*Problem requirements*. Track down every line below that holds "value" and copy it.

*Exercise data*.
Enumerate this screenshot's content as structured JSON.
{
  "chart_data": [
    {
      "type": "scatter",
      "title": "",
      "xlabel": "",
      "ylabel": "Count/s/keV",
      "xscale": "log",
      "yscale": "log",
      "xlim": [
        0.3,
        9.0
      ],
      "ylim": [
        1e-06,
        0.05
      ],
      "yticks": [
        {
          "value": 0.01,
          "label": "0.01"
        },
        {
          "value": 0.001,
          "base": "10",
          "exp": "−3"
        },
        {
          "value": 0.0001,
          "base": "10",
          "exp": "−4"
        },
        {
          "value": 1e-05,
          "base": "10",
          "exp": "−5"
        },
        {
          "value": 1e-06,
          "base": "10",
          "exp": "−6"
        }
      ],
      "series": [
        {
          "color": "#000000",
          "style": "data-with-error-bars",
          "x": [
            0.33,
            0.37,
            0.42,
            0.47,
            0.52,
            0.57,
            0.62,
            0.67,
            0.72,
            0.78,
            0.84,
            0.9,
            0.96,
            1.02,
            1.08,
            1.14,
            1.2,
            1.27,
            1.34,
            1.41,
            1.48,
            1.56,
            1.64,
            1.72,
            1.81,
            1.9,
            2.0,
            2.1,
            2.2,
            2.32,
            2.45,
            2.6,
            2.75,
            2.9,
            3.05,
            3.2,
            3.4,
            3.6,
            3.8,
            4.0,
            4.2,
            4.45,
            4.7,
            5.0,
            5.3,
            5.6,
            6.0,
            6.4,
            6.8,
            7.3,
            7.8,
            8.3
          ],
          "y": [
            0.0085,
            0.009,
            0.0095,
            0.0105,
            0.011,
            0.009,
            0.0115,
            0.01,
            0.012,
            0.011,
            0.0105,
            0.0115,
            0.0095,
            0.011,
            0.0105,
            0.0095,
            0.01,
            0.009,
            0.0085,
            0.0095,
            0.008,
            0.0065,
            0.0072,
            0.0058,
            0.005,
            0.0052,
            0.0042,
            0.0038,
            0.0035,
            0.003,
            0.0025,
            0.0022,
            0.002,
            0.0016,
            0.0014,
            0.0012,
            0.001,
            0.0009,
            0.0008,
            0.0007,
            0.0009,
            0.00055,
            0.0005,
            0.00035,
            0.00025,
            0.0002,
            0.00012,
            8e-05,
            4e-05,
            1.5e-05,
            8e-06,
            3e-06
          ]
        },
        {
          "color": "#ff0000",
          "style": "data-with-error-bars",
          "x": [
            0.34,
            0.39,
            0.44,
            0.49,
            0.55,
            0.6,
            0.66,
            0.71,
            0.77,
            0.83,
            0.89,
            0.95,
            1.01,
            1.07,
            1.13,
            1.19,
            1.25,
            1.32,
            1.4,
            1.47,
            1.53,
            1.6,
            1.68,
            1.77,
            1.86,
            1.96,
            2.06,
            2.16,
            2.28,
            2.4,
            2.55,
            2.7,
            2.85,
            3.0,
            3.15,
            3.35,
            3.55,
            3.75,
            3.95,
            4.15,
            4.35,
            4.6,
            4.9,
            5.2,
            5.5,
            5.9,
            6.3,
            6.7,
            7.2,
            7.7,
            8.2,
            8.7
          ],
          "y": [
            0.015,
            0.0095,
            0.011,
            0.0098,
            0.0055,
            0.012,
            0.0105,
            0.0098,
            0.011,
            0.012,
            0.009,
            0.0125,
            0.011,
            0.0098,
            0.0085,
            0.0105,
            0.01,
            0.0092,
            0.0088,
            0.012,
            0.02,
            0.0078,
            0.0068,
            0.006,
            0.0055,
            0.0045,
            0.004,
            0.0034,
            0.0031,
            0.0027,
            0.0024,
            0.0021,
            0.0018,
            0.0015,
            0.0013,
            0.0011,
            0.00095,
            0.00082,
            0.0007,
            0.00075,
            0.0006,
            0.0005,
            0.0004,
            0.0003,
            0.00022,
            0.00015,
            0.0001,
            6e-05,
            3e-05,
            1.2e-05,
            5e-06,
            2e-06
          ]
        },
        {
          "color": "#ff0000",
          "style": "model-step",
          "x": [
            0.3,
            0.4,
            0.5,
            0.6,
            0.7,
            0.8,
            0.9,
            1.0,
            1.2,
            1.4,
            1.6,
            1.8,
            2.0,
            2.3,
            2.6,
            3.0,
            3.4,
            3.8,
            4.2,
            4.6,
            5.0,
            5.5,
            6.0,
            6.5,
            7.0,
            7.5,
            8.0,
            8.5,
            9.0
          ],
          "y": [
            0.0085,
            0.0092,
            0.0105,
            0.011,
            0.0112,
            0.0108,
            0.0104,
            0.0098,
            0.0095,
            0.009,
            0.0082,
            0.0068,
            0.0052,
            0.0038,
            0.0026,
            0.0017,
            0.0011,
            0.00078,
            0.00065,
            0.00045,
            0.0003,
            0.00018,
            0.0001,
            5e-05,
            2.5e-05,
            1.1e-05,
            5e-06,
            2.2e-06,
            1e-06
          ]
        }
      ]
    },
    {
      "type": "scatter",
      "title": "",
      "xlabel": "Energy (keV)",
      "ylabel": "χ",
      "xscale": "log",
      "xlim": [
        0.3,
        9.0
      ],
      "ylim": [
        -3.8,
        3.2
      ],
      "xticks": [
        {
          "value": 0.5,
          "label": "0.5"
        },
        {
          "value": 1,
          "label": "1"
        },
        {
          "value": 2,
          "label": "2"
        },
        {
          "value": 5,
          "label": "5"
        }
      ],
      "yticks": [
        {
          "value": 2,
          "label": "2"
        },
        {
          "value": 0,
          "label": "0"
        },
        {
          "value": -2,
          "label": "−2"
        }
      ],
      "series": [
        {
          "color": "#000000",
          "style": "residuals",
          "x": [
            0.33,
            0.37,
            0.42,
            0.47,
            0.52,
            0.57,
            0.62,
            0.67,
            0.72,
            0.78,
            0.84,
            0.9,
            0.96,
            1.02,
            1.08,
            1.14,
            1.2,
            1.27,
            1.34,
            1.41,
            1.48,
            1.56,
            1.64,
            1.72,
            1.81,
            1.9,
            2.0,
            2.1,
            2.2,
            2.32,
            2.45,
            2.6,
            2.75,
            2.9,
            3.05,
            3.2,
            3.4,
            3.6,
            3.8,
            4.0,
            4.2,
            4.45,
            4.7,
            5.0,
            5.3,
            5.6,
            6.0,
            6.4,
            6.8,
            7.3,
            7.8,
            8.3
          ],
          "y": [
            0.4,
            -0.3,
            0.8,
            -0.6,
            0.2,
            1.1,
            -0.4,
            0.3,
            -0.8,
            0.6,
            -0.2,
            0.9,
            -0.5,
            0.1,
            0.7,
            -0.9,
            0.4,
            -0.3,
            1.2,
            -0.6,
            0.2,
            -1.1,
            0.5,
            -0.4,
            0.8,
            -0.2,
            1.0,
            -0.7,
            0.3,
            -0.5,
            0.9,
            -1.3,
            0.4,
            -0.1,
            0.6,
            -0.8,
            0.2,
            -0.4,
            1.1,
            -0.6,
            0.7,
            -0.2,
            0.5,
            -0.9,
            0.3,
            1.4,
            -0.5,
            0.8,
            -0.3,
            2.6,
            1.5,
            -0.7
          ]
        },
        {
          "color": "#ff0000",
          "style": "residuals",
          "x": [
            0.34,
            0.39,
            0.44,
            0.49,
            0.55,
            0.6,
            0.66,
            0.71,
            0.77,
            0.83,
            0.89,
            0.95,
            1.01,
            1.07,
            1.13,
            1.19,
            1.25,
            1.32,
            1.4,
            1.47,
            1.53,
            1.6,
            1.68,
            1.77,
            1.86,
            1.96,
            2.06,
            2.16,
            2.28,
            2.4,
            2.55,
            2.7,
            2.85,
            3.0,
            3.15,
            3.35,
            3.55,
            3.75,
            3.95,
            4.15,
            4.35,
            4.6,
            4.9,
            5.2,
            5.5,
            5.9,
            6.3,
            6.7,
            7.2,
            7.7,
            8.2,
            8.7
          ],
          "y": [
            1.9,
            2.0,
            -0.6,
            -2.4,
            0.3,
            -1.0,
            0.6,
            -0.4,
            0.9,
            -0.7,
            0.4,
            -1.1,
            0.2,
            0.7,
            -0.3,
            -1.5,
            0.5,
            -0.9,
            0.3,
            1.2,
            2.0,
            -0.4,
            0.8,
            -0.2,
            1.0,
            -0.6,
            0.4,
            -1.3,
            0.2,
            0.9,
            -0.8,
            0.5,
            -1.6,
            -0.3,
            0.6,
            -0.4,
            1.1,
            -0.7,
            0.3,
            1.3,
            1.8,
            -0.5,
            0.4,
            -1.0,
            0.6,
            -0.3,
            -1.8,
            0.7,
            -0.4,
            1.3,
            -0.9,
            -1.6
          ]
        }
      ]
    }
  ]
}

*Final answer*.
          "value": 0.01,
          "value": 0.001,
          "value": 0.0001,
          "value": 1e-05,
          "value": 1e-06,
          "value": 0.5,
          "value": 1,
          "value": 2,
          "value": 5,
          "value": 2,
          "value": 0,
          "value": -2,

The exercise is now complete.